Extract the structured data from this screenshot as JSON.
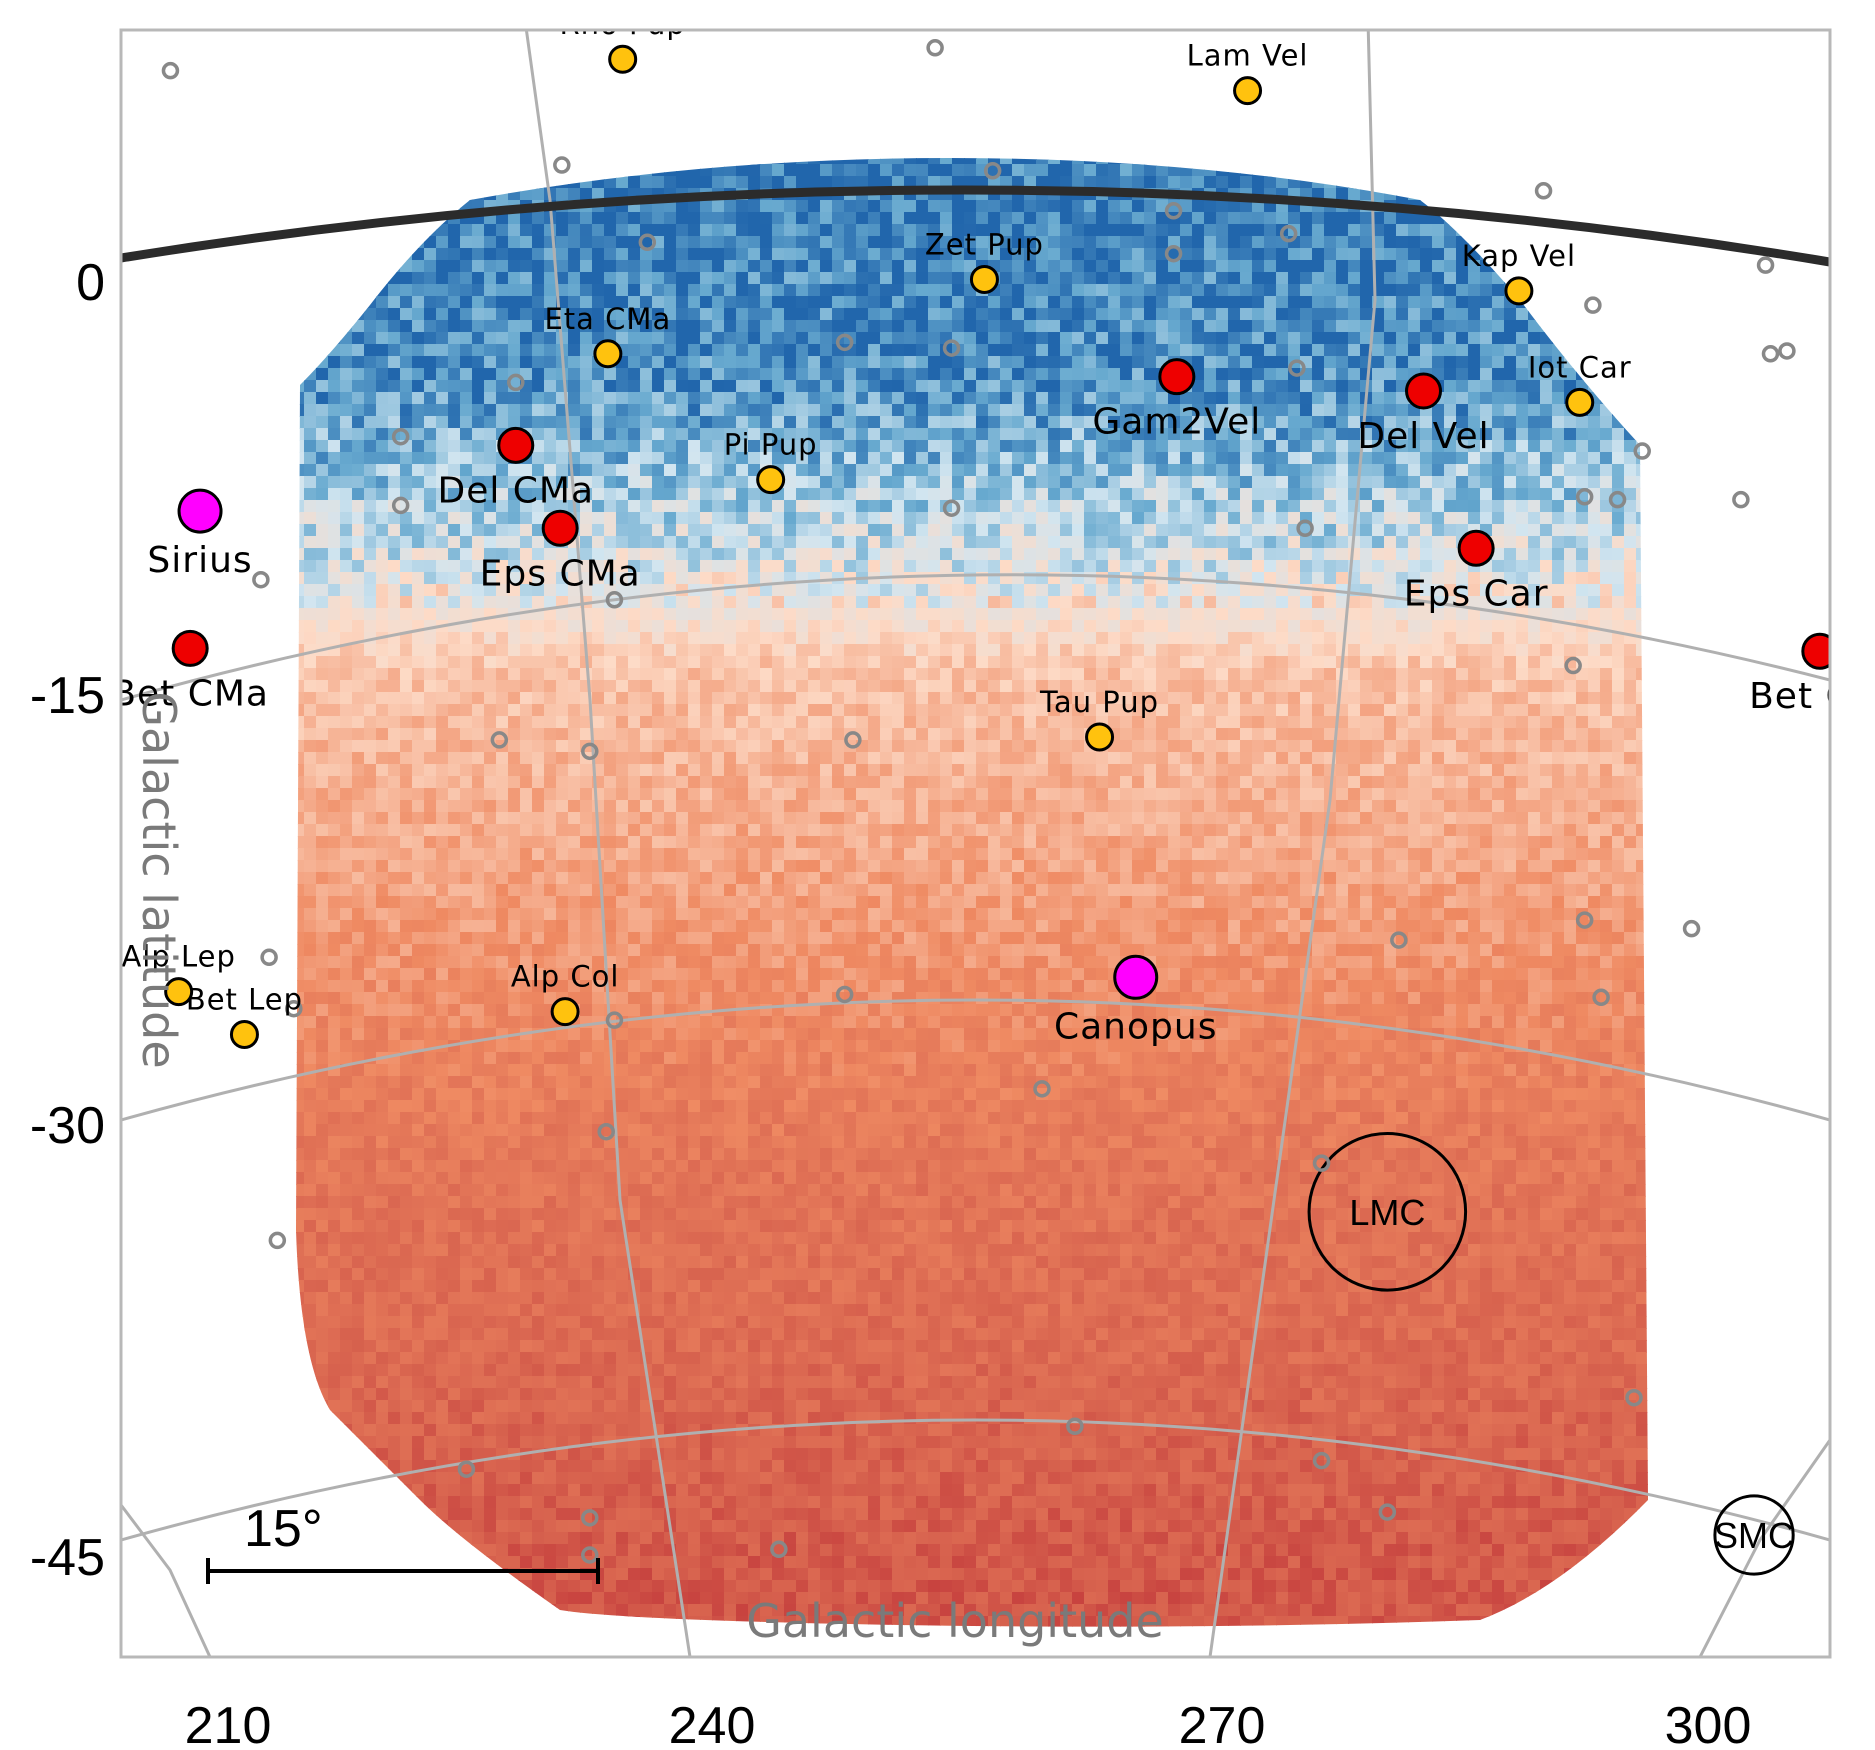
{
  "figure": {
    "x_axis_title": "Galactic longitude",
    "y_axis_title": "Galactic latitude",
    "x_ticks": [
      "210",
      "240",
      "270",
      "300"
    ],
    "y_ticks": [
      "0",
      "-15",
      "-30",
      "-45"
    ],
    "scale_bar_label": "15°"
  },
  "colors": {
    "high_dark": "#2166ac",
    "high_mid": "#67a9cf",
    "high_light": "#d1e5f0",
    "low_light": "#fddbc7",
    "low_mid": "#ef8a62",
    "low_dark": "#d6604d",
    "edge_dark": "#b2182b",
    "bright_star": "#ff00ff",
    "red_star": "#ee0000",
    "yellow_star": "#ffc20e",
    "faint_star_ring": "#888888",
    "grid": "#b0b0b0"
  },
  "stars": {
    "bright": [
      {
        "label": "Sirius",
        "lon": 208.3,
        "lat": -8.5
      },
      {
        "label": "Canopus",
        "lon": 265.2,
        "lat": -24.8
      }
    ],
    "red": [
      {
        "label": "Del CMa",
        "lon": 227.5,
        "lat": -6.2
      },
      {
        "label": "Eps CMa",
        "lon": 230.2,
        "lat": -9.1
      },
      {
        "label": "Gam2Vel",
        "lon": 267.7,
        "lat": -3.8
      },
      {
        "label": "Del Vel",
        "lon": 282.7,
        "lat": -4.3
      },
      {
        "label": "Eps Car",
        "lon": 285.9,
        "lat": -9.8
      },
      {
        "label": "Bet CMa",
        "lon": 207.7,
        "lat": -13.3
      },
      {
        "label": "Bet Car",
        "lon": 306.8,
        "lat": -13.4
      }
    ],
    "yellow": [
      {
        "label": "Rho Pup",
        "lon": 234.0,
        "lat": 7.3
      },
      {
        "label": "Lam Vel",
        "lon": 272.0,
        "lat": 6.2
      },
      {
        "label": "Zet Pup",
        "lon": 256.0,
        "lat": -0.4
      },
      {
        "label": "Kap Vel",
        "lon": 288.5,
        "lat": -0.8
      },
      {
        "label": "Eta CMa",
        "lon": 233.1,
        "lat": -3.0
      },
      {
        "label": "Iot Car",
        "lon": 292.2,
        "lat": -4.7
      },
      {
        "label": "Pi  Pup",
        "lon": 243.0,
        "lat": -7.4
      },
      {
        "label": "Tau Pup",
        "lon": 263.0,
        "lat": -16.4
      },
      {
        "label": "Alp Col",
        "lon": 230.5,
        "lat": -26.0
      },
      {
        "label": "Bet Lep",
        "lon": 211.0,
        "lat": -26.8
      },
      {
        "label": "Alp Lep",
        "lon": 207.0,
        "lat": -25.3
      }
    ],
    "faint": [
      {
        "lon": 206.5,
        "lat": 6.9
      },
      {
        "lon": 253.0,
        "lat": 7.7
      },
      {
        "lon": 230.3,
        "lat": 3.6
      },
      {
        "lon": 256.5,
        "lat": 3.4
      },
      {
        "lon": 267.5,
        "lat": 2.0
      },
      {
        "lon": 274.5,
        "lat": 1.2
      },
      {
        "lon": 290.0,
        "lat": 2.7
      },
      {
        "lon": 267.5,
        "lat": 0.5
      },
      {
        "lon": 235.5,
        "lat": 0.9
      },
      {
        "lon": 303.5,
        "lat": 0.1
      },
      {
        "lon": 293.0,
        "lat": -1.3
      },
      {
        "lon": 303.8,
        "lat": -3.0
      },
      {
        "lon": 304.8,
        "lat": -2.9
      },
      {
        "lon": 247.5,
        "lat": -2.6
      },
      {
        "lon": 254.0,
        "lat": -2.8
      },
      {
        "lon": 275.0,
        "lat": -3.5
      },
      {
        "lon": 227.5,
        "lat": -4.0
      },
      {
        "lon": 220.5,
        "lat": -5.9
      },
      {
        "lon": 296.0,
        "lat": -6.4
      },
      {
        "lon": 292.5,
        "lat": -8.0
      },
      {
        "lon": 294.5,
        "lat": -8.1
      },
      {
        "lon": 302.0,
        "lat": -8.1
      },
      {
        "lon": 220.5,
        "lat": -8.3
      },
      {
        "lon": 254.0,
        "lat": -8.4
      },
      {
        "lon": 275.5,
        "lat": -9.1
      },
      {
        "lon": 212.0,
        "lat": -10.9
      },
      {
        "lon": 233.5,
        "lat": -11.6
      },
      {
        "lon": 291.8,
        "lat": -13.9
      },
      {
        "lon": 226.5,
        "lat": -16.5
      },
      {
        "lon": 232.0,
        "lat": -16.9
      },
      {
        "lon": 248.0,
        "lat": -16.5
      },
      {
        "lon": 292.5,
        "lat": -22.8
      },
      {
        "lon": 299.0,
        "lat": -23.1
      },
      {
        "lon": 212.5,
        "lat": -24.1
      },
      {
        "lon": 281.2,
        "lat": -23.5
      },
      {
        "lon": 293.5,
        "lat": -25.5
      },
      {
        "lon": 214.0,
        "lat": -25.9
      },
      {
        "lon": 247.5,
        "lat": -25.4
      },
      {
        "lon": 233.5,
        "lat": -26.3
      },
      {
        "lon": 259.5,
        "lat": -28.7
      },
      {
        "lon": 233.0,
        "lat": -30.2
      },
      {
        "lon": 276.5,
        "lat": -31.3
      },
      {
        "lon": 213.0,
        "lat": -34.0
      },
      {
        "lon": 295.5,
        "lat": -39.5
      },
      {
        "lon": 261.5,
        "lat": -40.5
      },
      {
        "lon": 276.5,
        "lat": -41.7
      },
      {
        "lon": 224.5,
        "lat": -42.0
      },
      {
        "lon": 232.0,
        "lat": -43.7
      },
      {
        "lon": 280.5,
        "lat": -43.5
      },
      {
        "lon": 232.0,
        "lat": -45.0
      },
      {
        "lon": 243.5,
        "lat": -44.8
      }
    ]
  },
  "regions": [
    {
      "label": "LMC",
      "lon": 280.5,
      "lat": -33.0,
      "radius_deg": 3.4
    },
    {
      "label": "SMC",
      "lon": 302.8,
      "lat": -44.3,
      "radius_deg": 1.7
    }
  ],
  "heatmap": {
    "colormap": "RdBu",
    "latitude_gradient": [
      {
        "lat": 3,
        "value": 0.05
      },
      {
        "lat": -4,
        "value": 0.1
      },
      {
        "lat": -10,
        "value": 0.35
      },
      {
        "lat": -14,
        "value": 0.55
      },
      {
        "lat": -22,
        "value": 0.62
      },
      {
        "lat": -32,
        "value": 0.75
      },
      {
        "lat": -46,
        "value": 0.85
      }
    ]
  }
}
----
## Work to complete
Your job is to transcribe the entries above exactly; skip the pictures.

## Written reply
Extract the structured data from this screenshot as JSON.
{
  "figure": {
    "x_axis_title": "Galactic longitude",
    "y_axis_title": "Galactic latitude",
    "x_ticks": [
      "210",
      "240",
      "270",
      "300"
    ],
    "y_ticks": [
      "0",
      "-15",
      "-30",
      "-45"
    ],
    "scale_bar_label": "15°"
  },
  "colors": {
    "high_dark": "#2166ac",
    "high_mid": "#67a9cf",
    "high_light": "#d1e5f0",
    "low_light": "#fddbc7",
    "low_mid": "#ef8a62",
    "low_dark": "#d6604d",
    "edge_dark": "#b2182b",
    "bright_star": "#ff00ff",
    "red_star": "#ee0000",
    "yellow_star": "#ffc20e",
    "faint_star_ring": "#888888",
    "grid": "#b0b0b0"
  },
  "stars": {
    "bright": [
      {
        "label": "Sirius",
        "lon": 208.3,
        "lat": -8.5
      },
      {
        "label": "Canopus",
        "lon": 265.2,
        "lat": -24.8
      }
    ],
    "red": [
      {
        "label": "Del CMa",
        "lon": 227.5,
        "lat": -6.2
      },
      {
        "label": "Eps CMa",
        "lon": 230.2,
        "lat": -9.1
      },
      {
        "label": "Gam2Vel",
        "lon": 267.7,
        "lat": -3.8
      },
      {
        "label": "Del Vel",
        "lon": 282.7,
        "lat": -4.3
      },
      {
        "label": "Eps Car",
        "lon": 285.9,
        "lat": -9.8
      },
      {
        "label": "Bet CMa",
        "lon": 207.7,
        "lat": -13.3
      },
      {
        "label": "Bet Car",
        "lon": 306.8,
        "lat": -13.4
      }
    ],
    "yellow": [
      {
        "label": "Rho Pup",
        "lon": 234.0,
        "lat": 7.3
      },
      {
        "label": "Lam Vel",
        "lon": 272.0,
        "lat": 6.2
      },
      {
        "label": "Zet Pup",
        "lon": 256.0,
        "lat": -0.4
      },
      {
        "label": "Kap Vel",
        "lon": 288.5,
        "lat": -0.8
      },
      {
        "label": "Eta CMa",
        "lon": 233.1,
        "lat": -3.0
      },
      {
        "label": "Iot Car",
        "lon": 292.2,
        "lat": -4.7
      },
      {
        "label": "Pi  Pup",
        "lon": 243.0,
        "lat": -7.4
      },
      {
        "label": "Tau Pup",
        "lon": 263.0,
        "lat": -16.4
      },
      {
        "label": "Alp Col",
        "lon": 230.5,
        "lat": -26.0
      },
      {
        "label": "Bet Lep",
        "lon": 211.0,
        "lat": -26.8
      },
      {
        "label": "Alp Lep",
        "lon": 207.0,
        "lat": -25.3
      }
    ],
    "faint": [
      {
        "lon": 206.5,
        "lat": 6.9
      },
      {
        "lon": 253.0,
        "lat": 7.7
      },
      {
        "lon": 230.3,
        "lat": 3.6
      },
      {
        "lon": 256.5,
        "lat": 3.4
      },
      {
        "lon": 267.5,
        "lat": 2.0
      },
      {
        "lon": 274.5,
        "lat": 1.2
      },
      {
        "lon": 290.0,
        "lat": 2.7
      },
      {
        "lon": 267.5,
        "lat": 0.5
      },
      {
        "lon": 235.5,
        "lat": 0.9
      },
      {
        "lon": 303.5,
        "lat": 0.1
      },
      {
        "lon": 293.0,
        "lat": -1.3
      },
      {
        "lon": 303.8,
        "lat": -3.0
      },
      {
        "lon": 304.8,
        "lat": -2.9
      },
      {
        "lon": 247.5,
        "lat": -2.6
      },
      {
        "lon": 254.0,
        "lat": -2.8
      },
      {
        "lon": 275.0,
        "lat": -3.5
      },
      {
        "lon": 227.5,
        "lat": -4.0
      },
      {
        "lon": 220.5,
        "lat": -5.9
      },
      {
        "lon": 296.0,
        "lat": -6.4
      },
      {
        "lon": 292.5,
        "lat": -8.0
      },
      {
        "lon": 294.5,
        "lat": -8.1
      },
      {
        "lon": 302.0,
        "lat": -8.1
      },
      {
        "lon": 220.5,
        "lat": -8.3
      },
      {
        "lon": 254.0,
        "lat": -8.4
      },
      {
        "lon": 275.5,
        "lat": -9.1
      },
      {
        "lon": 212.0,
        "lat": -10.9
      },
      {
        "lon": 233.5,
        "lat": -11.6
      },
      {
        "lon": 291.8,
        "lat": -13.9
      },
      {
        "lon": 226.5,
        "lat": -16.5
      },
      {
        "lon": 232.0,
        "lat": -16.9
      },
      {
        "lon": 248.0,
        "lat": -16.5
      },
      {
        "lon": 292.5,
        "lat": -22.8
      },
      {
        "lon": 299.0,
        "lat": -23.1
      },
      {
        "lon": 212.5,
        "lat": -24.1
      },
      {
        "lon": 281.2,
        "lat": -23.5
      },
      {
        "lon": 293.5,
        "lat": -25.5
      },
      {
        "lon": 214.0,
        "lat": -25.9
      },
      {
        "lon": 247.5,
        "lat": -25.4
      },
      {
        "lon": 233.5,
        "lat": -26.3
      },
      {
        "lon": 259.5,
        "lat": -28.7
      },
      {
        "lon": 233.0,
        "lat": -30.2
      },
      {
        "lon": 276.5,
        "lat": -31.3
      },
      {
        "lon": 213.0,
        "lat": -34.0
      },
      {
        "lon": 295.5,
        "lat": -39.5
      },
      {
        "lon": 261.5,
        "lat": -40.5
      },
      {
        "lon": 276.5,
        "lat": -41.7
      },
      {
        "lon": 224.5,
        "lat": -42.0
      },
      {
        "lon": 232.0,
        "lat": -43.7
      },
      {
        "lon": 280.5,
        "lat": -43.5
      },
      {
        "lon": 232.0,
        "lat": -45.0
      },
      {
        "lon": 243.5,
        "lat": -44.8
      }
    ]
  },
  "regions": [
    {
      "label": "LMC",
      "lon": 280.5,
      "lat": -33.0,
      "radius_deg": 3.4
    },
    {
      "label": "SMC",
      "lon": 302.8,
      "lat": -44.3,
      "radius_deg": 1.7
    }
  ],
  "heatmap": {
    "colormap": "RdBu",
    "latitude_gradient": [
      {
        "lat": 3,
        "value": 0.05
      },
      {
        "lat": -4,
        "value": 0.1
      },
      {
        "lat": -10,
        "value": 0.35
      },
      {
        "lat": -14,
        "value": 0.55
      },
      {
        "lat": -22,
        "value": 0.62
      },
      {
        "lat": -32,
        "value": 0.75
      },
      {
        "lat": -46,
        "value": 0.85
      }
    ]
  }
}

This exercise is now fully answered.